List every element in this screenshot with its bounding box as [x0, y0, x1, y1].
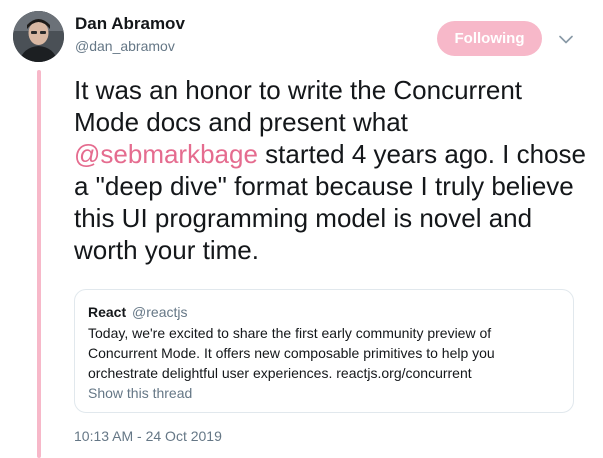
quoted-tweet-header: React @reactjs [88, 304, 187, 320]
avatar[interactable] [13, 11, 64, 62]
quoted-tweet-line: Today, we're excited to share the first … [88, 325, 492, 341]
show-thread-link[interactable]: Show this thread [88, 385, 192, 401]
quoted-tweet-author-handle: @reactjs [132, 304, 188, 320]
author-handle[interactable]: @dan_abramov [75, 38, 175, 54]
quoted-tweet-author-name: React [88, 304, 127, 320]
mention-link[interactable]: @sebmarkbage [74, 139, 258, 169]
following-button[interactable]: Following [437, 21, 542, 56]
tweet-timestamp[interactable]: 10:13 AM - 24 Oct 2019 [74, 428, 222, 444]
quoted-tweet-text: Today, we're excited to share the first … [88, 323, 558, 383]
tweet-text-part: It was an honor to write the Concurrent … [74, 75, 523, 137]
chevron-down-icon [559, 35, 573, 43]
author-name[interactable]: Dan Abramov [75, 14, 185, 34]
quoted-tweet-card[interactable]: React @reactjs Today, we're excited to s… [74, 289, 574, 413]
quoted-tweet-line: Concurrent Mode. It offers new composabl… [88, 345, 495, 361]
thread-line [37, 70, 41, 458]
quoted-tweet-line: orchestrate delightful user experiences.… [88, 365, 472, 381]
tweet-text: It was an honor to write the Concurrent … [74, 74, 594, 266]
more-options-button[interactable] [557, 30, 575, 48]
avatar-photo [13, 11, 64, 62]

○ ○ ○ ○

> [Instruksi Tugas]: Kutip kembali semua baris dalam entri di atas tanpa perubahan sedikit pun. Gambar tidak perlu disertakan.

> [Hasil Akhir]:
List every element in this screenshot with its bounding box as [x0, y0, x1, y1].
quoted-tweet-header: React @reactjs [88, 304, 187, 320]
avatar[interactable] [13, 11, 64, 62]
quoted-tweet-line: Today, we're excited to share the first … [88, 325, 492, 341]
show-thread-link[interactable]: Show this thread [88, 385, 192, 401]
quoted-tweet-author-handle: @reactjs [132, 304, 188, 320]
author-handle[interactable]: @dan_abramov [75, 38, 175, 54]
quoted-tweet-author-name: React [88, 304, 127, 320]
mention-link[interactable]: @sebmarkbage [74, 139, 258, 169]
following-button[interactable]: Following [437, 21, 542, 56]
tweet-timestamp[interactable]: 10:13 AM - 24 Oct 2019 [74, 428, 222, 444]
quoted-tweet-text: Today, we're excited to share the first … [88, 323, 558, 383]
tweet-text-part: It was an honor to write the Concurrent … [74, 75, 523, 137]
chevron-down-icon [559, 35, 573, 43]
author-name[interactable]: Dan Abramov [75, 14, 185, 34]
quoted-tweet-card[interactable]: React @reactjs Today, we're excited to s… [74, 289, 574, 413]
quoted-tweet-line: Concurrent Mode. It offers new composabl… [88, 345, 495, 361]
thread-line [37, 70, 41, 458]
quoted-tweet-line: orchestrate delightful user experiences.… [88, 365, 472, 381]
tweet-text: It was an honor to write the Concurrent … [74, 74, 594, 266]
more-options-button[interactable] [557, 30, 575, 48]
avatar-photo [13, 11, 64, 62]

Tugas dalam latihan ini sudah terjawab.